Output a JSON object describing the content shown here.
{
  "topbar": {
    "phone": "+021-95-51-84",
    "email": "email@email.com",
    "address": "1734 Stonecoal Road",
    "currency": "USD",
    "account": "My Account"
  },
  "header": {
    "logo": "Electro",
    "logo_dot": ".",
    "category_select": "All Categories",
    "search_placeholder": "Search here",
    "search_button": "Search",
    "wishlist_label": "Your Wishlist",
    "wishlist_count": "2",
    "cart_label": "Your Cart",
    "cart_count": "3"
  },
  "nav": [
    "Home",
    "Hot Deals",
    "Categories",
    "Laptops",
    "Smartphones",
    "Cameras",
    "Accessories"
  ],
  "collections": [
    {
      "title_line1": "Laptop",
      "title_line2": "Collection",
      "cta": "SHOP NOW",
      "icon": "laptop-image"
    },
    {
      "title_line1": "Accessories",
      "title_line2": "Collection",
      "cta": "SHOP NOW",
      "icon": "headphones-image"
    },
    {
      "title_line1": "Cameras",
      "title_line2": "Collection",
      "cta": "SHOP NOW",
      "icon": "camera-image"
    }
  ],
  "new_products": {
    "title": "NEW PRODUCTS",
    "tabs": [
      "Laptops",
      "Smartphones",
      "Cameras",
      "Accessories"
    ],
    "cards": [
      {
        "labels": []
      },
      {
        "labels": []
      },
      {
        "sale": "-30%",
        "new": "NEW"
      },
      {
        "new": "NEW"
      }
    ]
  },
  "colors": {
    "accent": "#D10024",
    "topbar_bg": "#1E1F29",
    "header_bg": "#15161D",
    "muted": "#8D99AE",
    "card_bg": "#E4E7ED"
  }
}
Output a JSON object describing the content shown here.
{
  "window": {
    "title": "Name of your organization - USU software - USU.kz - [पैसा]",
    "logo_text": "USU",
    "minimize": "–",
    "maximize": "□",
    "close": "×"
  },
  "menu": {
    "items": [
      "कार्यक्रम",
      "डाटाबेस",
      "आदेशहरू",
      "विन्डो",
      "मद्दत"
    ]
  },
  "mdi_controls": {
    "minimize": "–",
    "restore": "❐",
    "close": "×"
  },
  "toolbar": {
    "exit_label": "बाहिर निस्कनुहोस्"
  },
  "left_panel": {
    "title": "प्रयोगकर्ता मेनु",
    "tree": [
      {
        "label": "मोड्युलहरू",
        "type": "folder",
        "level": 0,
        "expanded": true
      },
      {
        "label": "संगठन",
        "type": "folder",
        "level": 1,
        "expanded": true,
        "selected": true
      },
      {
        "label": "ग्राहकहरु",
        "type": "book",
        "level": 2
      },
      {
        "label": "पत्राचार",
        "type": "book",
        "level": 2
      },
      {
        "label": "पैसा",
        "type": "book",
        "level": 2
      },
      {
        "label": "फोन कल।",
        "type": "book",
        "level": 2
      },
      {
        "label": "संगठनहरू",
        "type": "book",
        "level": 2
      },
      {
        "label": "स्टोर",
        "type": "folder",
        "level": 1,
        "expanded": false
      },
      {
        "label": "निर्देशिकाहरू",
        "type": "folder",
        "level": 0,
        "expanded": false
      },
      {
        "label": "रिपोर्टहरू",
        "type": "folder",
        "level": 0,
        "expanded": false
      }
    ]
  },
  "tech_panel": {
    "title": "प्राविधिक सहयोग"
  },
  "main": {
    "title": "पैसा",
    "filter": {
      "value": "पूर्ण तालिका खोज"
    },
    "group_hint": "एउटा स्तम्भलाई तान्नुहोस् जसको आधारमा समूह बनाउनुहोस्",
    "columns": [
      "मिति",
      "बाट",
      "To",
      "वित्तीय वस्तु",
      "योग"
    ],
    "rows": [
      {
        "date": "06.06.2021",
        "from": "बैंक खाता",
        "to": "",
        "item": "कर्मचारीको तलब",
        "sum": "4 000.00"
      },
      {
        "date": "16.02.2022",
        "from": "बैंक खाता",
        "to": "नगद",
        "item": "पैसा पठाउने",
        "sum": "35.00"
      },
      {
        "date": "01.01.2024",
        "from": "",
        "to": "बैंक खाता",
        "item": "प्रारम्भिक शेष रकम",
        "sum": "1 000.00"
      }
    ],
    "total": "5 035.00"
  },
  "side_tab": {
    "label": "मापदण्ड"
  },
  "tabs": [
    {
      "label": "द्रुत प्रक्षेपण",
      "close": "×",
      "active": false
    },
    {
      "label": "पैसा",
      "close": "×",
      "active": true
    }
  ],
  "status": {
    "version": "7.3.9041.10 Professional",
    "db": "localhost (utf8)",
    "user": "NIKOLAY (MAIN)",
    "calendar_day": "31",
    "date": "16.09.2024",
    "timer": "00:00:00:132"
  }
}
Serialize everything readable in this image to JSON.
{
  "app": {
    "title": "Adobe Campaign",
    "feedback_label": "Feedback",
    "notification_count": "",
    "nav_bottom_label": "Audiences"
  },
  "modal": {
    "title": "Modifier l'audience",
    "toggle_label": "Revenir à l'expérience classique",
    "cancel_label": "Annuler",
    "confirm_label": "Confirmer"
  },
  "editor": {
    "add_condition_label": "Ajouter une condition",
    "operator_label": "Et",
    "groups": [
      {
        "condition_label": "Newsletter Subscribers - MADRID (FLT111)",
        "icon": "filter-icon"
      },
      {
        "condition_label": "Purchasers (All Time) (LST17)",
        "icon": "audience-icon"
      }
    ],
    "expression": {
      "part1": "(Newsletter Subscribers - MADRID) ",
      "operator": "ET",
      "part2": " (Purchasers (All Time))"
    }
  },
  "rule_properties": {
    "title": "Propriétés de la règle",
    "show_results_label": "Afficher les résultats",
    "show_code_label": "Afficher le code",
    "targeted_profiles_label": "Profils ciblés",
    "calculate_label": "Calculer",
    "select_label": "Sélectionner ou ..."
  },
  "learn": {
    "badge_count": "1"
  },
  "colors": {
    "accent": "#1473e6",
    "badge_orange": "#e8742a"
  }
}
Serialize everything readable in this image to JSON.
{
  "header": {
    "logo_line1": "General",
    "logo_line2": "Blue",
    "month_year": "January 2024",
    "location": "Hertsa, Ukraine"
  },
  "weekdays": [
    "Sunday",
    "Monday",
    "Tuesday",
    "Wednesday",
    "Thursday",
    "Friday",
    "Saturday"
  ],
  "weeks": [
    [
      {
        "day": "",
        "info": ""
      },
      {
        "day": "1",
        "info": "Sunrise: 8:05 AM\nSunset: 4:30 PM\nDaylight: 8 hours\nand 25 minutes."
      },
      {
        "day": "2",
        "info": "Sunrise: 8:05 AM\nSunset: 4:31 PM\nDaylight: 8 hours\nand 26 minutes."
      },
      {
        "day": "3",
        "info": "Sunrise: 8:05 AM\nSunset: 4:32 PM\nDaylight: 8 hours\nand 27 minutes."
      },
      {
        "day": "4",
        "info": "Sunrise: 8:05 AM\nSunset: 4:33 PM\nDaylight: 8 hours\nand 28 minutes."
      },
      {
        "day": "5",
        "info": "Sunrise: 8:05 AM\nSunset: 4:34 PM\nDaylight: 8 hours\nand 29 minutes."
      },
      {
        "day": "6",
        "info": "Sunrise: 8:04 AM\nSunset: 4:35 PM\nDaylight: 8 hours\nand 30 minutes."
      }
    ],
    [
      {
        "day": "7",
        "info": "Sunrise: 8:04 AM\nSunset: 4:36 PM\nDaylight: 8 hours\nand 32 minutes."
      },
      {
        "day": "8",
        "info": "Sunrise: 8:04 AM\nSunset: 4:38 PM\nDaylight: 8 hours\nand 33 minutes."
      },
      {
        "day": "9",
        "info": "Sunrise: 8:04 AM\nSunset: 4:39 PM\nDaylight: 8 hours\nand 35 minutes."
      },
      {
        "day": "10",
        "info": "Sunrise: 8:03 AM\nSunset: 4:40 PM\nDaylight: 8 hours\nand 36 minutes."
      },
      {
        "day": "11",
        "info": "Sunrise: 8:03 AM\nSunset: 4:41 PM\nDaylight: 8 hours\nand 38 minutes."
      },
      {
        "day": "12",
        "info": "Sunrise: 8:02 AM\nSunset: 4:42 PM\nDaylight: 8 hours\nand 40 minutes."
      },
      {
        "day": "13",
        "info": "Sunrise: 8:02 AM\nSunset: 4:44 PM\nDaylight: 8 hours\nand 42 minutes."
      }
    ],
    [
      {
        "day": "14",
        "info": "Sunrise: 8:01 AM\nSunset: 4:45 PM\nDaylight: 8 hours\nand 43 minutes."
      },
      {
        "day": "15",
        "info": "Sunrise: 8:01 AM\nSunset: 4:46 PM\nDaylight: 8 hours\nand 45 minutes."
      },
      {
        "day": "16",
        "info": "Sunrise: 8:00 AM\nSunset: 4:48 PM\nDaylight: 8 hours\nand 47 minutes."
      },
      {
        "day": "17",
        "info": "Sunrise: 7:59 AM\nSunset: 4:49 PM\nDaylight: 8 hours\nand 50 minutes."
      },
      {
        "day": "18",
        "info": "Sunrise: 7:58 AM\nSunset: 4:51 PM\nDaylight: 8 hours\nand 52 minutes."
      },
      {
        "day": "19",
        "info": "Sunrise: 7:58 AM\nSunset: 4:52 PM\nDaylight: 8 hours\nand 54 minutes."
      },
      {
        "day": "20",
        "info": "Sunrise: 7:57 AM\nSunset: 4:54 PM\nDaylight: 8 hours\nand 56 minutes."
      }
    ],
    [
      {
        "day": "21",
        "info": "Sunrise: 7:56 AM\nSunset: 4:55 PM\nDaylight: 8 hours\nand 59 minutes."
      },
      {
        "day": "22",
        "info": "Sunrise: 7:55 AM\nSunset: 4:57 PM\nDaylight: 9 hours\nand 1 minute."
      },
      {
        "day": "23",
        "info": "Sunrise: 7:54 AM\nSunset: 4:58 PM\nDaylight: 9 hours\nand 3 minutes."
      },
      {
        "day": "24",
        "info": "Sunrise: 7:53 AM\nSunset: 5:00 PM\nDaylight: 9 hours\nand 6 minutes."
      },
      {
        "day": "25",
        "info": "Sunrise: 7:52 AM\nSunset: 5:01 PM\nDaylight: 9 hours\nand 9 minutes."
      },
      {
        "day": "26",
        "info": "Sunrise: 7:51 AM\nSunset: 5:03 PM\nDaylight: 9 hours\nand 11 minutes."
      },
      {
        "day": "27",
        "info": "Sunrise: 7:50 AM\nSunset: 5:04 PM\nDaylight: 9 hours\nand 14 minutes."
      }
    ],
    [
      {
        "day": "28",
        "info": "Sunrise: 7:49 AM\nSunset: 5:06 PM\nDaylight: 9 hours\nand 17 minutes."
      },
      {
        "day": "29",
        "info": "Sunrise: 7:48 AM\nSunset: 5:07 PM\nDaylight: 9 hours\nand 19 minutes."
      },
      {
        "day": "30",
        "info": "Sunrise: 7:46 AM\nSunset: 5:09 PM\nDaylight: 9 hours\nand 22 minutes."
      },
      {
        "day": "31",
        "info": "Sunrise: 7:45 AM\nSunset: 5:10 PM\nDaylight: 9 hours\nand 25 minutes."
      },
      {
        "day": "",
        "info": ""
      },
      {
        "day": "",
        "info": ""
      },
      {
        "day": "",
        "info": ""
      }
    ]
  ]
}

--- --- ---

#### Given task:
Which lines hold the word "Purchasers"? Copy all of them.

#### Output:
        "condition_label": "Purchasers (All Time) (LST17)",
      "part2": " (Purchasers (All Time))"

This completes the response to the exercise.